• _Problem requirements_
Report all lines from the entries below in which "JSON" appears.

____

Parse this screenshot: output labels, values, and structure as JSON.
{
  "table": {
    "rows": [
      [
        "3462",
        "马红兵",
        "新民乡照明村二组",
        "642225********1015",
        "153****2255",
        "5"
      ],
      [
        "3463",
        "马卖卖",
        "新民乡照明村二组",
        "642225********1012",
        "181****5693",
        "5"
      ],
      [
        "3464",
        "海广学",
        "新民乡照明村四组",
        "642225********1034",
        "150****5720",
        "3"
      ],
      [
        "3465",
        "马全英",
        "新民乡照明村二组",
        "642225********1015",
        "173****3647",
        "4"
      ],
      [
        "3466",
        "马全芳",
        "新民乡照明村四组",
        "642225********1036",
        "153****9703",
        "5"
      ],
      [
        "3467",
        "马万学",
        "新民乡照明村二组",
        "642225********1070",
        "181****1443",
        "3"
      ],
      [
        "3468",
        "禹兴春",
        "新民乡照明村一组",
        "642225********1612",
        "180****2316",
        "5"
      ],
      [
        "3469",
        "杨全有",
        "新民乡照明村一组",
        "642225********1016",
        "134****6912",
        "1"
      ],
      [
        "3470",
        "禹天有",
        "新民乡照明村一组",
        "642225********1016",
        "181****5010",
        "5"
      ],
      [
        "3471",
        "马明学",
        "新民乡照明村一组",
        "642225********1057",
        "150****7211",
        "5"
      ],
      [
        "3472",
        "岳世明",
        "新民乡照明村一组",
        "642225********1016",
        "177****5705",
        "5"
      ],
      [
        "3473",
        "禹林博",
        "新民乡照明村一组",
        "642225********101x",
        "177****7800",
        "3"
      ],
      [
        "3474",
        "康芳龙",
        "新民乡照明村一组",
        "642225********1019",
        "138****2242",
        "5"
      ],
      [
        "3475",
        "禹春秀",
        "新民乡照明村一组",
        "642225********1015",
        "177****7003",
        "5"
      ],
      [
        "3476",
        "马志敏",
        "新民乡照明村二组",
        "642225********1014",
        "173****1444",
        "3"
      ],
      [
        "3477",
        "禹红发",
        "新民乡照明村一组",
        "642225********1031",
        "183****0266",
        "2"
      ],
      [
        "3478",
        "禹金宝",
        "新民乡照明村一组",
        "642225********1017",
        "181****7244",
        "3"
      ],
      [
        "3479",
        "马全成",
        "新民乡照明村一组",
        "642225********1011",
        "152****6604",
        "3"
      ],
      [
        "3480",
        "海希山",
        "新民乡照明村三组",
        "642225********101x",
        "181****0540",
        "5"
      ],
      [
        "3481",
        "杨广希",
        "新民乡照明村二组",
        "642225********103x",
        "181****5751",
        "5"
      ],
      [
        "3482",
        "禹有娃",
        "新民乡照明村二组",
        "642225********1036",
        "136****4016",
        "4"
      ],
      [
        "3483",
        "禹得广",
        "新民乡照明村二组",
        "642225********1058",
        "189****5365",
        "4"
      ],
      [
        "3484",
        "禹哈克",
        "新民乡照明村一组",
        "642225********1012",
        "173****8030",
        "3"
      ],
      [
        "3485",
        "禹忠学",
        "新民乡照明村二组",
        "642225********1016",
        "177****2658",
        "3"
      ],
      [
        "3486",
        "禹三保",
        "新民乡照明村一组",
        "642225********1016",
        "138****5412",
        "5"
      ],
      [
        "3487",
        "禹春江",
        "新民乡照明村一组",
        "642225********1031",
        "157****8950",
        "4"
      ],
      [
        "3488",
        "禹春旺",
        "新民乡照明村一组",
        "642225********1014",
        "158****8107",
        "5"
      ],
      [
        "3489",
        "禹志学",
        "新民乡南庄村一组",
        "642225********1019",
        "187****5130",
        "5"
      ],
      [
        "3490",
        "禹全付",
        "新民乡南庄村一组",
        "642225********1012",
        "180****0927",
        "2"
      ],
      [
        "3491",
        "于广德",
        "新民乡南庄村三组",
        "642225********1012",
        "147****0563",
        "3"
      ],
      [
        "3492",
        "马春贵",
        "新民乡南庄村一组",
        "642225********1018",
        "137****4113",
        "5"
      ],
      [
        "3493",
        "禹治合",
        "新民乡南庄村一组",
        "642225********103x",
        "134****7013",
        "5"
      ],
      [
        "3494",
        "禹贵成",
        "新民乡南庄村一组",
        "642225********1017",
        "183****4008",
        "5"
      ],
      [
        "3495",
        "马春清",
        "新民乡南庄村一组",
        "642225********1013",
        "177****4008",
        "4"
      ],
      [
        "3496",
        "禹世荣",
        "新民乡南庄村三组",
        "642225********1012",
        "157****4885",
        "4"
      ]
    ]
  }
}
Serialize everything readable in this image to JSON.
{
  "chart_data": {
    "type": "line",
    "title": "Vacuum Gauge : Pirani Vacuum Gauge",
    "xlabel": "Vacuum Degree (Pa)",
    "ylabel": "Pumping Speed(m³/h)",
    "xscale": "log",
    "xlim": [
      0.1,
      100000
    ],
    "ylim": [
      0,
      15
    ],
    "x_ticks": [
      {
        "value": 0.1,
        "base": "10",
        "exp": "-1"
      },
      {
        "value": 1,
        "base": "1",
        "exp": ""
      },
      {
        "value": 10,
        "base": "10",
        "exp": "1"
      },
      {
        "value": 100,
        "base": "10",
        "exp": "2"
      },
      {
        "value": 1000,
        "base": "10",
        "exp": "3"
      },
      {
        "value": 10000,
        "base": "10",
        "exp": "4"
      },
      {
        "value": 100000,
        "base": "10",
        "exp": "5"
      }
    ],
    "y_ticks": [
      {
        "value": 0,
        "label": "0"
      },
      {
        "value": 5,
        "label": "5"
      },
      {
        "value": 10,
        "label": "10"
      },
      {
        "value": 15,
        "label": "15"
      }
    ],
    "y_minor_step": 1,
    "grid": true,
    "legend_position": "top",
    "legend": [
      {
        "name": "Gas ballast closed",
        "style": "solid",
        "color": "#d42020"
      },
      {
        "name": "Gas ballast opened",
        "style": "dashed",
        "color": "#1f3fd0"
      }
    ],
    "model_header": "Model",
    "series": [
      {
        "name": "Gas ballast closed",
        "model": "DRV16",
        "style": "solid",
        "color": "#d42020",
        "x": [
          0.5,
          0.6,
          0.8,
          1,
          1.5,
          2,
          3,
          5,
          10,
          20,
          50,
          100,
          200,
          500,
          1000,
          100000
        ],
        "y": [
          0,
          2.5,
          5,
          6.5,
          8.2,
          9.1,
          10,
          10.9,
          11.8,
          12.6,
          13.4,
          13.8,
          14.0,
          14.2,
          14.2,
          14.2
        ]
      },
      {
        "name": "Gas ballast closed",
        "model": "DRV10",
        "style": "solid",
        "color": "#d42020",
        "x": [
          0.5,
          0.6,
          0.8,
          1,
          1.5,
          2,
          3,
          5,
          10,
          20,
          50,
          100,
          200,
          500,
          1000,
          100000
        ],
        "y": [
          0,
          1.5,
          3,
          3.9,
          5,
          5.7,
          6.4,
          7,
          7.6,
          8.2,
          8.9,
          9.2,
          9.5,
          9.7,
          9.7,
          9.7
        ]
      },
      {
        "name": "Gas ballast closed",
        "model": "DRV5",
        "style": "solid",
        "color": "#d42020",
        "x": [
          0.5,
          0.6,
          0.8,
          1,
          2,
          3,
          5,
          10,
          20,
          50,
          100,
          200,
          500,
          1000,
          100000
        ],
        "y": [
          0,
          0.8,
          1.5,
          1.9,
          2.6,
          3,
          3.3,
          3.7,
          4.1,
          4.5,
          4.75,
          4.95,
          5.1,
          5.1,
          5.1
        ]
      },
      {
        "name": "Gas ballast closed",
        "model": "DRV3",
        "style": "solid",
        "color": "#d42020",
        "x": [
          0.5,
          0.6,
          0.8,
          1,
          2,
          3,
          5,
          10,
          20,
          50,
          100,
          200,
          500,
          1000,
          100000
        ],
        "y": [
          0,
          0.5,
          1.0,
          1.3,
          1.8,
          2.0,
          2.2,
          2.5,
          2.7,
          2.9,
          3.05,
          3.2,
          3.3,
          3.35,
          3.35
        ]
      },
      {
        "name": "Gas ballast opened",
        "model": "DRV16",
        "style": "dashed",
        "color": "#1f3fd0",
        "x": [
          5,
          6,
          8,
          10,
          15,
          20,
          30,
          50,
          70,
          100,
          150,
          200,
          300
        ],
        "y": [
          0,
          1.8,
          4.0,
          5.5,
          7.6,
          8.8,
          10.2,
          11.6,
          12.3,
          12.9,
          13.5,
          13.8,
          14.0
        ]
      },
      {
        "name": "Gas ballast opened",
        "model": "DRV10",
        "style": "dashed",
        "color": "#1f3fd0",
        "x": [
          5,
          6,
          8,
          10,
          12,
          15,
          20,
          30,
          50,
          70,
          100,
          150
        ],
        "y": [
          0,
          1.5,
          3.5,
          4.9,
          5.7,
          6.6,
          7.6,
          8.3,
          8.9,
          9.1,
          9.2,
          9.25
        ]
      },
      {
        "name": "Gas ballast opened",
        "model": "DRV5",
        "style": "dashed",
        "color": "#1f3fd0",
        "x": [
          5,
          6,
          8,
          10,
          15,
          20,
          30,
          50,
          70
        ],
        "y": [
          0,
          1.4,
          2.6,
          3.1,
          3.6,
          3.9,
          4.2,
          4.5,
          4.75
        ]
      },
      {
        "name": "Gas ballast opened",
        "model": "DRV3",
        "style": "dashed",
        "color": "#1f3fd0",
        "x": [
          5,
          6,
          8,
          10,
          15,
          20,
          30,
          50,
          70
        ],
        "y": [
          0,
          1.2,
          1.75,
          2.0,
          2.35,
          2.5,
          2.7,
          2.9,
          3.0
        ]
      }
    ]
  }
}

____

• _Worked answer_
Parse this screenshot: output labels, values, and structure as JSON.
Serialize everything readable in this image to JSON.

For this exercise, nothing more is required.